:: EXCERPTED RECORDS ::
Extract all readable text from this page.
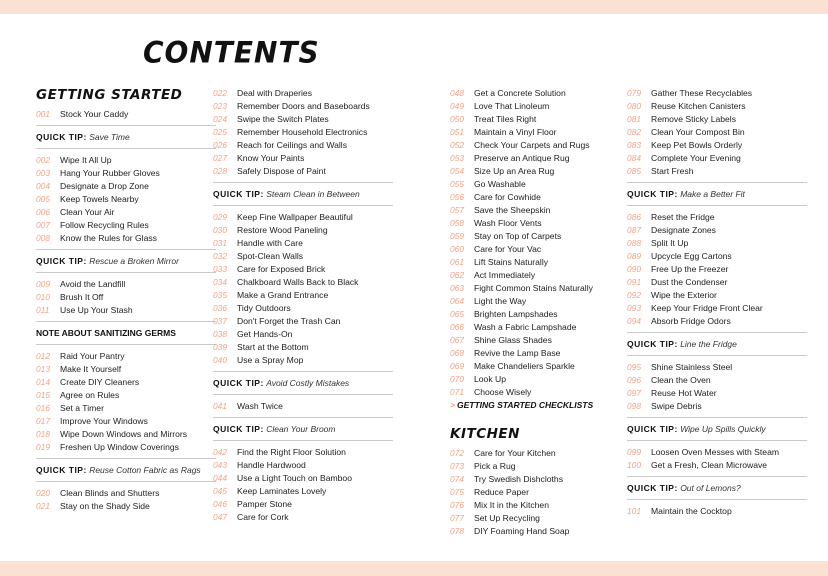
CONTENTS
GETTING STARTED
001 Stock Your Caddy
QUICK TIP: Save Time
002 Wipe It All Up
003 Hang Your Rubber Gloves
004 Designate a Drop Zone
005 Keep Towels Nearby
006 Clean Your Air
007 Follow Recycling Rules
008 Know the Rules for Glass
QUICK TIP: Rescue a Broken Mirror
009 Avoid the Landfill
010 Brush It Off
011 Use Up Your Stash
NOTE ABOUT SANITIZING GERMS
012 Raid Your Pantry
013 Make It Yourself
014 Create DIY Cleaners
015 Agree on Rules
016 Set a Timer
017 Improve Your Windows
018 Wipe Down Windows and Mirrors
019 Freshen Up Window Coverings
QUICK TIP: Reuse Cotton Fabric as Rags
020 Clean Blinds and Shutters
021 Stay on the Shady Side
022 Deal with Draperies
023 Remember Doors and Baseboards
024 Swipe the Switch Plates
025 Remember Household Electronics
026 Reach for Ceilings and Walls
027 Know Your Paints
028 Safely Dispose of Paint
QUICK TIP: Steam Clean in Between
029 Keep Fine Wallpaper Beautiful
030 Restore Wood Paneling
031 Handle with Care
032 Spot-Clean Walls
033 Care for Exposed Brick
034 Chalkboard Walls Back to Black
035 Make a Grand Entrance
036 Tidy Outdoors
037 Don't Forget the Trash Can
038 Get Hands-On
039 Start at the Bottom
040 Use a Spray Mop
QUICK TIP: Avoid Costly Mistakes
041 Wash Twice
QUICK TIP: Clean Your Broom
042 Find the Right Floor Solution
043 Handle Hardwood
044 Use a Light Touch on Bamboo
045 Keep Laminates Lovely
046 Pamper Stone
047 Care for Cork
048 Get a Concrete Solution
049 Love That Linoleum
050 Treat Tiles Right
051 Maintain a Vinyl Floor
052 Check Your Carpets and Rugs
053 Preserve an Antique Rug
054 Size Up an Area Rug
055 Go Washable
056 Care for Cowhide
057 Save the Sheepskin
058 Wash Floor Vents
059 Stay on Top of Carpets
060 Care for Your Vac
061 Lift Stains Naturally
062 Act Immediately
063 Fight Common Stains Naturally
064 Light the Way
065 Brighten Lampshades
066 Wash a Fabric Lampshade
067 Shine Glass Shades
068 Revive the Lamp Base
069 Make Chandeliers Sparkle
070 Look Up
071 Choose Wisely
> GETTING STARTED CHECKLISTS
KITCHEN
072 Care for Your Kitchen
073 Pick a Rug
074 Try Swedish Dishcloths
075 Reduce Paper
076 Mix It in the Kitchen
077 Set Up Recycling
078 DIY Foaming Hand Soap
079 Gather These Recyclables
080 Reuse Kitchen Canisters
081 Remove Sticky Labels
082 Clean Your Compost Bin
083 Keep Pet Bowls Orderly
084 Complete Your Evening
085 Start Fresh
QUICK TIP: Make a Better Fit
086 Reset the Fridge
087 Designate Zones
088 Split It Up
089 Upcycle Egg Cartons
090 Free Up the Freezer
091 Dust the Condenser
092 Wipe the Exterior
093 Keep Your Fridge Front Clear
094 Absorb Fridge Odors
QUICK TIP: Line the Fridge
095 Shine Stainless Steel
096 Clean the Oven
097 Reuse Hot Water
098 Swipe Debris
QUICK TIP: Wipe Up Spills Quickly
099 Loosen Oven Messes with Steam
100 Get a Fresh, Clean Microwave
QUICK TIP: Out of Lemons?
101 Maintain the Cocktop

:: OBJECTIVE ::
List every line above containing the word "Floor".

:: TASK RESULT ::
042 Find the Right Floor Solution
051 Maintain a Vinyl Floor
058 Wash Floor Vents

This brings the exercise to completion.